Dataset items:
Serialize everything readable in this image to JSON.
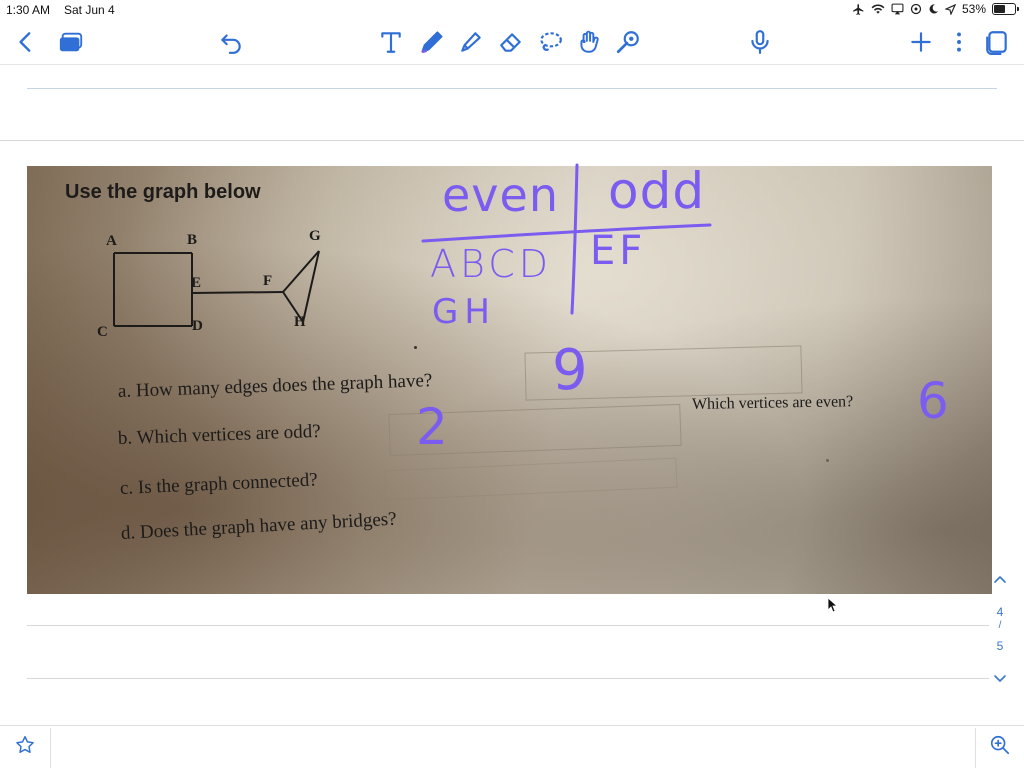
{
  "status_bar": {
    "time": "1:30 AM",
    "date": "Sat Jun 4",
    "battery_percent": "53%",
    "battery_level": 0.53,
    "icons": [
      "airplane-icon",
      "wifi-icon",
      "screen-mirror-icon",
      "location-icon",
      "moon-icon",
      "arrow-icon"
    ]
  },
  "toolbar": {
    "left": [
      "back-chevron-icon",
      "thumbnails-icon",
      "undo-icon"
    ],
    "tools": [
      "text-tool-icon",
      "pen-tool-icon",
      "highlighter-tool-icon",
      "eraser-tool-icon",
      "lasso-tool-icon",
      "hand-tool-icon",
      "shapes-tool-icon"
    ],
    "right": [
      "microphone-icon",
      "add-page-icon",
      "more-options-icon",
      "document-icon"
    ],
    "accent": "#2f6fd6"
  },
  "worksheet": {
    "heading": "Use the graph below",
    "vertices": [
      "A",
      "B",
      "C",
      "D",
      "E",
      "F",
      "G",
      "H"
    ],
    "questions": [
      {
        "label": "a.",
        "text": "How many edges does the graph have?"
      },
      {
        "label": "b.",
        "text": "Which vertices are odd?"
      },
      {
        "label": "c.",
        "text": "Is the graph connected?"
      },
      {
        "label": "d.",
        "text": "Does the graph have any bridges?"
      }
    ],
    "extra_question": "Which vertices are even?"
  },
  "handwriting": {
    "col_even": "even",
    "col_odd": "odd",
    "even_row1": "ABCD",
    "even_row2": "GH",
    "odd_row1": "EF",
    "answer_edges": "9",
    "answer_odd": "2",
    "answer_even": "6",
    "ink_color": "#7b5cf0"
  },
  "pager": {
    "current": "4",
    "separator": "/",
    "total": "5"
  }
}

---

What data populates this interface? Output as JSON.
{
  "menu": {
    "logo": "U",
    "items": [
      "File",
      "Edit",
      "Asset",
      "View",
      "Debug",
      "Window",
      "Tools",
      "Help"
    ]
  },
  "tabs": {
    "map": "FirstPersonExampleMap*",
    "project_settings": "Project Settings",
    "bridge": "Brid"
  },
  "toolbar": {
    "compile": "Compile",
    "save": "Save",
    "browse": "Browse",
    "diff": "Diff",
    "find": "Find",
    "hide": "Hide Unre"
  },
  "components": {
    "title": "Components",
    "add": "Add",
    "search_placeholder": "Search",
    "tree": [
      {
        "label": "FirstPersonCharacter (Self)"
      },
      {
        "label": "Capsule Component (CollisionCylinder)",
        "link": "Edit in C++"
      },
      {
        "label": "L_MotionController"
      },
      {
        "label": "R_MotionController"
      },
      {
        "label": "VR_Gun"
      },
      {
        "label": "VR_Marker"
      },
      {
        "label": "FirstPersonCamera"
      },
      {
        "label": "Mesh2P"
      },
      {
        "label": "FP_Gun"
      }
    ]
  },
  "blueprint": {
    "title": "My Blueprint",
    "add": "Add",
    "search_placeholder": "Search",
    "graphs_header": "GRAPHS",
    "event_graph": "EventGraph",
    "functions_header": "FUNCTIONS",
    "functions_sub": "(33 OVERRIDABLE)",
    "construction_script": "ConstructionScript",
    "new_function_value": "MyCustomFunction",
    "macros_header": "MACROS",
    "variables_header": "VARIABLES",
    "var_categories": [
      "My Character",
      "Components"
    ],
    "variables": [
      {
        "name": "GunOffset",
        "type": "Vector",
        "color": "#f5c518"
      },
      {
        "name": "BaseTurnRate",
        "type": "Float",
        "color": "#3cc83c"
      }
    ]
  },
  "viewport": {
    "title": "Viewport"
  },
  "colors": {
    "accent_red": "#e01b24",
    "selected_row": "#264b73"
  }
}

EXERCISE DETAILS: Copy out every line with the word "this".

CORRECT ANSWER:
Serialize everything readable in this image to JSON.
What data populates this interface? Output as JSON.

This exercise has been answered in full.